*THE REQUEST*.
Pick out every line with the word "true" and copy it.

** begin **

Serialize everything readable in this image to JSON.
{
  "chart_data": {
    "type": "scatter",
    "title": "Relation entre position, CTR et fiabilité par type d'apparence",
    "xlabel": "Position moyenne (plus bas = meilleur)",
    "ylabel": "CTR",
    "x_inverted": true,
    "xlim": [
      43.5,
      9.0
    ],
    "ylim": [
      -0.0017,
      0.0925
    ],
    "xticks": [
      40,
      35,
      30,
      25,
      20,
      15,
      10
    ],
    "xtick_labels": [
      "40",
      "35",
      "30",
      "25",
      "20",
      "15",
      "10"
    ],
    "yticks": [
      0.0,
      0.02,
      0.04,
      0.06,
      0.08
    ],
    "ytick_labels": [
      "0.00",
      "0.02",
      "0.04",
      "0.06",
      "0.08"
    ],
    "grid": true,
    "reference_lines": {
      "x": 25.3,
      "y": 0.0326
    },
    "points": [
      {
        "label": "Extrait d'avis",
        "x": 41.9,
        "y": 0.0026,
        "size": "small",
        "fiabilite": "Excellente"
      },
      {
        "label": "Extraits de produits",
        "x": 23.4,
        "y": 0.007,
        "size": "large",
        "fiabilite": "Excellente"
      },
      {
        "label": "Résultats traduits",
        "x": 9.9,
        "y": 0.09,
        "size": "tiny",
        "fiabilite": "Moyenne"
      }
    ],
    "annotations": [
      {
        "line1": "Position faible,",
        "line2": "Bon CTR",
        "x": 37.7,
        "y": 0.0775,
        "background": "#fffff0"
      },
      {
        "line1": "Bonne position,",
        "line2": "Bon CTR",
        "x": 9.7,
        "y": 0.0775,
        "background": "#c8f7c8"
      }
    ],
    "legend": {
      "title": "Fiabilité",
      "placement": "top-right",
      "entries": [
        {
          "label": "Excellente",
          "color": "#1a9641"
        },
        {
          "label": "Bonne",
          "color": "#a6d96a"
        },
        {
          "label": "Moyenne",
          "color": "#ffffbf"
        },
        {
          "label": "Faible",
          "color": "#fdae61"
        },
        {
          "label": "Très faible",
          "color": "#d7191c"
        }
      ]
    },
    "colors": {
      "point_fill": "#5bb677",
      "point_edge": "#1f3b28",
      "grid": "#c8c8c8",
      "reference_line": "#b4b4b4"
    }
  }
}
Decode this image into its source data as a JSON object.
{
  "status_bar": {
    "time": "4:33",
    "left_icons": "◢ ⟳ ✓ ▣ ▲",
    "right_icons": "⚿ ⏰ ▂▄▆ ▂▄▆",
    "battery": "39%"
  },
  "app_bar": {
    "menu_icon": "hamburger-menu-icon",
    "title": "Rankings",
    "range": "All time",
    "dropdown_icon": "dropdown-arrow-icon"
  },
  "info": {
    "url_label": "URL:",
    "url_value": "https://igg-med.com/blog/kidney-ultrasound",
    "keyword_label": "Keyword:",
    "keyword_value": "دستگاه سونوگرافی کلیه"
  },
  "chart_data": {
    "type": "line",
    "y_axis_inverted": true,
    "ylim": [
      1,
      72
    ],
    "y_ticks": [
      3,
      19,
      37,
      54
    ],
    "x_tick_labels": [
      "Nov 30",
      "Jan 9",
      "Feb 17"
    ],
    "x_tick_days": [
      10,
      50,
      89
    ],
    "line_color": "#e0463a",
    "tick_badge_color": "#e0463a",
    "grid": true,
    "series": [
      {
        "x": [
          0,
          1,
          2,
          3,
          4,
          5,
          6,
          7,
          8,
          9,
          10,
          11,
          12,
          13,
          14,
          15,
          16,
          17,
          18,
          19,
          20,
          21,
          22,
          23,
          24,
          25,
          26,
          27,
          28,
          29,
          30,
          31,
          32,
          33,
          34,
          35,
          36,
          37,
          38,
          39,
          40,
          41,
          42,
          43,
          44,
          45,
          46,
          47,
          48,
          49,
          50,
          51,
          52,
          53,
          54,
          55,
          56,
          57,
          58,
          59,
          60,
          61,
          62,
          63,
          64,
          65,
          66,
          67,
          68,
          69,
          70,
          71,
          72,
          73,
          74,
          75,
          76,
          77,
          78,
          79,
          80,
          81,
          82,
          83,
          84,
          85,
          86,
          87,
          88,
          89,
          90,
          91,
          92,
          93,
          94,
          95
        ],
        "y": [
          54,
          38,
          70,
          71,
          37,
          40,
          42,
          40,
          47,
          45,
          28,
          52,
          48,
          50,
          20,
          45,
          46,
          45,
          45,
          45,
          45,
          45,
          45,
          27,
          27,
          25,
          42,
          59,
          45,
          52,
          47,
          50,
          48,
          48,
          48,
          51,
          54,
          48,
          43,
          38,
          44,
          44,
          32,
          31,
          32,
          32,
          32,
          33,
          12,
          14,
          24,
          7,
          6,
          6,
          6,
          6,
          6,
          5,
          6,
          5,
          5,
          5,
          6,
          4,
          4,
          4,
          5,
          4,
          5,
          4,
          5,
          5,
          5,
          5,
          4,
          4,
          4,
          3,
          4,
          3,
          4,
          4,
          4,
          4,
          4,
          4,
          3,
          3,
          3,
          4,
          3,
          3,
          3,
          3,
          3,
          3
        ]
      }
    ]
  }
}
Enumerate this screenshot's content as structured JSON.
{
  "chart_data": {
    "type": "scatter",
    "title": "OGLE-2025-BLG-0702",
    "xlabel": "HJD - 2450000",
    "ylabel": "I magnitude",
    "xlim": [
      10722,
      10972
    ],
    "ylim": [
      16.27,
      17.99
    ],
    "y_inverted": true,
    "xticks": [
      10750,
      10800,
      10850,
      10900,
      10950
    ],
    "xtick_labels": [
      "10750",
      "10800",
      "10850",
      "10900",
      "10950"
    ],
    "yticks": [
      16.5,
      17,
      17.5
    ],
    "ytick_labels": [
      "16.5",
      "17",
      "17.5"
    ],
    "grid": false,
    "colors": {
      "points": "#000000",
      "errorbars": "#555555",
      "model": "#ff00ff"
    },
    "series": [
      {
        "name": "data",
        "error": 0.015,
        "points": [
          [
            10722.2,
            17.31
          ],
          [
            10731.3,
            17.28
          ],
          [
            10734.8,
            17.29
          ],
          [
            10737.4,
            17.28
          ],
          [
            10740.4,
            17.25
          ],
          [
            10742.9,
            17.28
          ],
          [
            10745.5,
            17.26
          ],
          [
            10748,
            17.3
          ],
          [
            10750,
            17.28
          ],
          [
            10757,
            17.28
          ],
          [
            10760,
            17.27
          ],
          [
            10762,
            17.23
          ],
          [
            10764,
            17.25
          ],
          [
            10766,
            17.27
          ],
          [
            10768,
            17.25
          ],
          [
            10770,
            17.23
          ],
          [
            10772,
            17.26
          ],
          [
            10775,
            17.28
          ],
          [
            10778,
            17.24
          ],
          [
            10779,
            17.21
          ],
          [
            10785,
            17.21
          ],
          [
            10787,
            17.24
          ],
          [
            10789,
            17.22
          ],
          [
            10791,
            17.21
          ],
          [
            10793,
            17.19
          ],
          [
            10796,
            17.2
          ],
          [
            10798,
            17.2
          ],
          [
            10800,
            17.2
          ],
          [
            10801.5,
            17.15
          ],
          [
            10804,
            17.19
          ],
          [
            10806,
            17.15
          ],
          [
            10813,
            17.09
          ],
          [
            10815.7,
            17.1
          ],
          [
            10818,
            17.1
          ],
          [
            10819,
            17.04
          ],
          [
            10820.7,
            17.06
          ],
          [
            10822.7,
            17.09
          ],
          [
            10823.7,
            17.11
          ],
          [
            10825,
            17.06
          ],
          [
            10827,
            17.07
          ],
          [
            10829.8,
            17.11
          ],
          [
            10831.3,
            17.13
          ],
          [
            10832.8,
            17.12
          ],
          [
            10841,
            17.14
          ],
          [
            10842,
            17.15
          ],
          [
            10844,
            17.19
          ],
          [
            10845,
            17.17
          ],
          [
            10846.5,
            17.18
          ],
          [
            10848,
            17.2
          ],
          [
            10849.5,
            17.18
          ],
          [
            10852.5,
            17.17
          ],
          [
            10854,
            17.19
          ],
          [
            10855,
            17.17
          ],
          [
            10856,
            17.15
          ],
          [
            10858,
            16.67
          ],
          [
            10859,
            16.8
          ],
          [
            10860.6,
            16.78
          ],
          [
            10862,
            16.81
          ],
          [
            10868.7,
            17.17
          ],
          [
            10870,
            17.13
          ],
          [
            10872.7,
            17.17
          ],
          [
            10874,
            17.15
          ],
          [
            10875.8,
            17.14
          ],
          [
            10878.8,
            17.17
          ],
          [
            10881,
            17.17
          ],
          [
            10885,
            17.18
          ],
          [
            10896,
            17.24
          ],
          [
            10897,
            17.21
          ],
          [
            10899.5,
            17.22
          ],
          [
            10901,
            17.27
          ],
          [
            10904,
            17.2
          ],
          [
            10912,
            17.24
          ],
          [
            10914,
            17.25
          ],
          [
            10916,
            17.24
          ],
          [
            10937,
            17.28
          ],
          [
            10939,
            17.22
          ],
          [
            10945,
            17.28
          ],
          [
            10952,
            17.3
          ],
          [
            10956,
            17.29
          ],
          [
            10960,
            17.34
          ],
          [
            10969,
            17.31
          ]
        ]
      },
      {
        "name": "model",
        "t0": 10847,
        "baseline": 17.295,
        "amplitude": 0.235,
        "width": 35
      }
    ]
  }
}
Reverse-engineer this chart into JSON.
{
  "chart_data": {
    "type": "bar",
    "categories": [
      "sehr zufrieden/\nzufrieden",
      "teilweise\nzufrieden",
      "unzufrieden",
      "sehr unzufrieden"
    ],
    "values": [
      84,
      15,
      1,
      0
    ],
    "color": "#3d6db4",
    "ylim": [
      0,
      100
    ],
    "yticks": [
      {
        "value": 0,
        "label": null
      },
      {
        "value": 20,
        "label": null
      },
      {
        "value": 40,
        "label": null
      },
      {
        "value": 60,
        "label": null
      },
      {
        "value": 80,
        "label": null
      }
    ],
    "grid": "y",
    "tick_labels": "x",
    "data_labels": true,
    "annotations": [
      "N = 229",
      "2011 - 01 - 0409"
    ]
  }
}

** end **

*OUTPUT OF THE EXERCISE*.
    "x_inverted": true,
    "grid": true,
    "y_axis_inverted": true,
    "grid": true,
    "y_inverted": true,
    "data_labels": true,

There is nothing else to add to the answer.